# Given information
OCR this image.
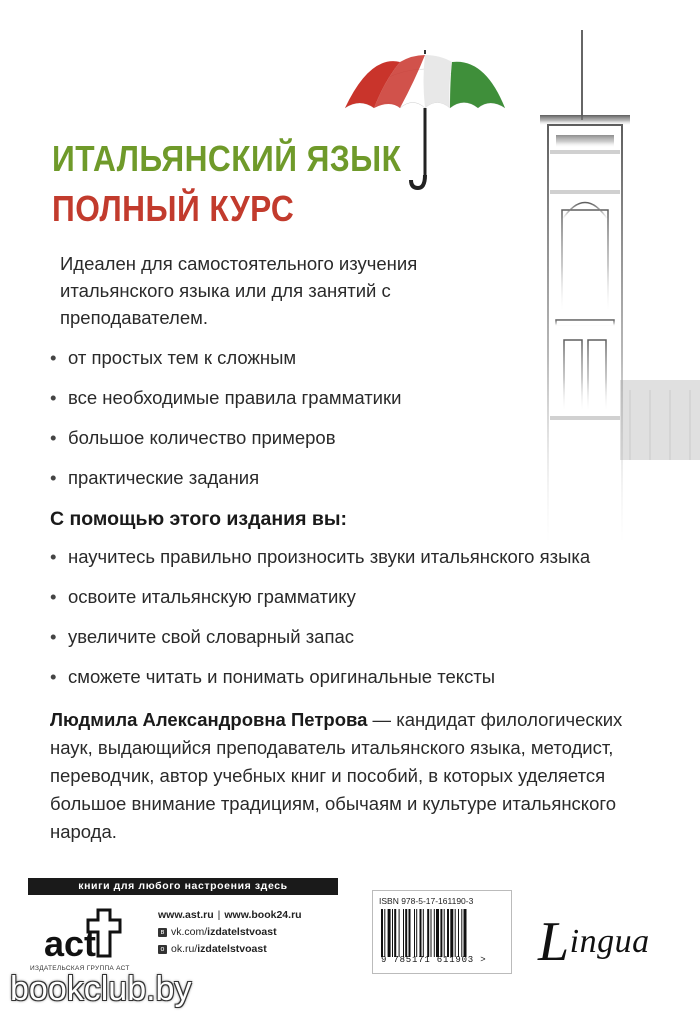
ИТАЛЬЯНСКИЙ ЯЗЫК
ПОЛНЫЙ КУРС
Идеален для самостоятельного изучения итальянского языка или для занятий с преподавателем.
• от простых тем к сложным
• все необходимые правила грамматики
• большое количество примеров
• практические задания
С помощью этого издания вы:
• научитесь правильно произносить звуки итальянского языка
• освоите итальянскую грамматику
• увеличите свой словарный запас
• сможете читать и понимать оригинальные тексты
Людмила Александровна Петрова — кандидат филологических наук, выдающийся преподаватель итальянского языка, методист, переводчик, автор учебных книг и пособий, в которых уделяется большое внимание традициям, обычаям и культуре итальянского народа.
книги для любого настроения здесь
act
ИЗДАТЕЛЬСКАЯ ГРУППА АСТ
www.ast.ru | www.book24.ru
в vk.com/ izdatelstvoast
o ok.ru/ izdatelstvoast
ISBN 978-5-17-161190-3
9 785171 611903 > Lingua
bookclub.by
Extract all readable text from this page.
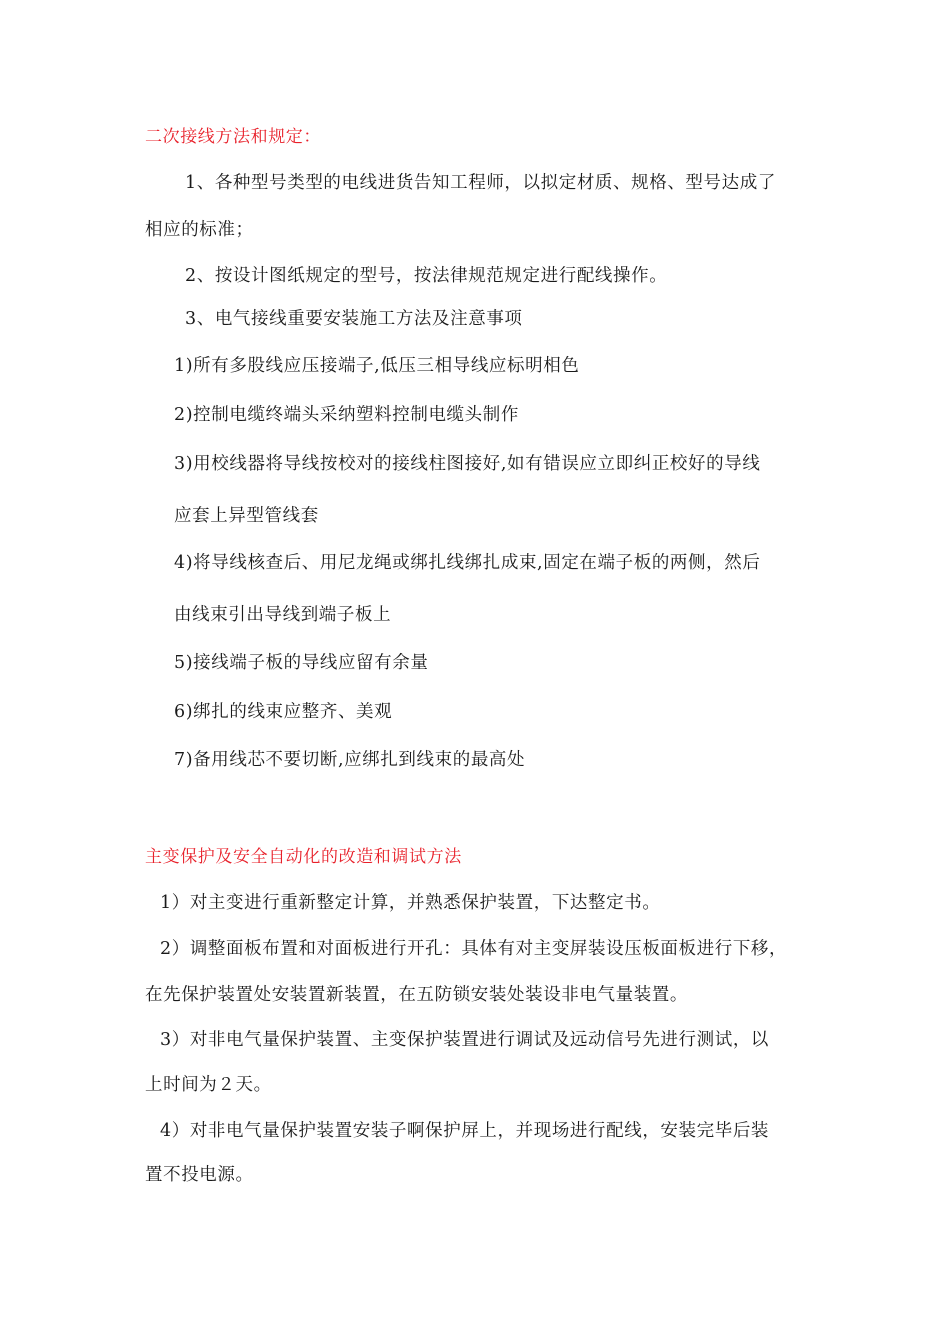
二次接线方法和规定：
1、各种型号类型的电线进货告知工程师，以拟定材质、规格、型号达成了
相应的标准；
2、按设计图纸规定的型号，按法律规范规定进行配线操作。
3、电气接线重要安装施工方法及注意事项
1)所有多股线应压接端子,低压三相导线应标明相色
2)控制电缆终端头采纳塑料控制电缆头制作
3)用校线器将导线按校对的接线柱图接好,如有错误应立即纠正校好的导线
应套上异型管线套
4)将导线核查后、用尼龙绳或绑扎线绑扎成束,固定在端子板的两侧，然后
由线束引出导线到端子板上
5)接线端子板的导线应留有余量
6)绑扎的线束应整齐、美观
7)备用线芯不要切断,应绑扎到线束的最高处
主变保护及安全自动化的改造和调试方法
1）对主变进行重新整定计算，并熟悉保护装置，下达整定书。
2）调整面板布置和对面板进行开孔：具体有对主变屏装设压板面板进行下移，
在先保护装置处安装置新装置，在五防锁安装处装设非电气量装置。
3）对非电气量保护装置、主变保护装置进行调试及远动信号先进行测试，以
上时间为２天。
4）对非电气量保护装置安装子啊保护屏上，并现场进行配线，安装完毕后装
置不投电源。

# Task objective
Every record above must be given again exactly; drop the pictures.

# Exercise result
OCR this image.
ИТАЛЬЯНСКИЙ ЯЗЫК
ПОЛНЫЙ КУРС
Идеален для самостоятельного изучения итальянского языка или для занятий с преподавателем.
• от простых тем к сложным
• все необходимые правила грамматики
• большое количество примеров
• практические задания
С помощью этого издания вы:
• научитесь правильно произносить звуки итальянского языка
• освоите итальянскую грамматику
• увеличите свой словарный запас
• сможете читать и понимать оригинальные тексты
Людмила Александровна Петрова — кандидат филологических наук, выдающийся преподаватель итальянского языка, методист, переводчик, автор учебных книг и пособий, в которых уделяется большое внимание традициям, обычаям и культуре итальянского народа.
книги для любого настроения здесь
act
ИЗДАТЕЛЬСКАЯ ГРУППА АСТ
www.ast.ru | www.book24.ru
в vk.com/ izdatelstvoast
o ok.ru/ izdatelstvoast
ISBN 978-5-17-161190-3
9 785171 611903 > Lingua
bookclub.by
Extract all readable text from this page.
二次接线方法和规定：
1、各种型号类型的电线进货告知工程师，以拟定材质、规格、型号达成了
相应的标准；
2、按设计图纸规定的型号，按法律规范规定进行配线操作。
3、电气接线重要安装施工方法及注意事项
1)所有多股线应压接端子,低压三相导线应标明相色
2)控制电缆终端头采纳塑料控制电缆头制作
3)用校线器将导线按校对的接线柱图接好,如有错误应立即纠正校好的导线
应套上异型管线套
4)将导线核查后、用尼龙绳或绑扎线绑扎成束,固定在端子板的两侧，然后
由线束引出导线到端子板上
5)接线端子板的导线应留有余量
6)绑扎的线束应整齐、美观
7)备用线芯不要切断,应绑扎到线束的最高处
主变保护及安全自动化的改造和调试方法
1）对主变进行重新整定计算，并熟悉保护装置，下达整定书。
2）调整面板布置和对面板进行开孔：具体有对主变屏装设压板面板进行下移，
在先保护装置处安装置新装置，在五防锁安装处装设非电气量装置。
3）对非电气量保护装置、主变保护装置进行调试及远动信号先进行测试，以
上时间为２天。
4）对非电气量保护装置安装子啊保护屏上，并现场进行配线，安装完毕后装
置不投电源。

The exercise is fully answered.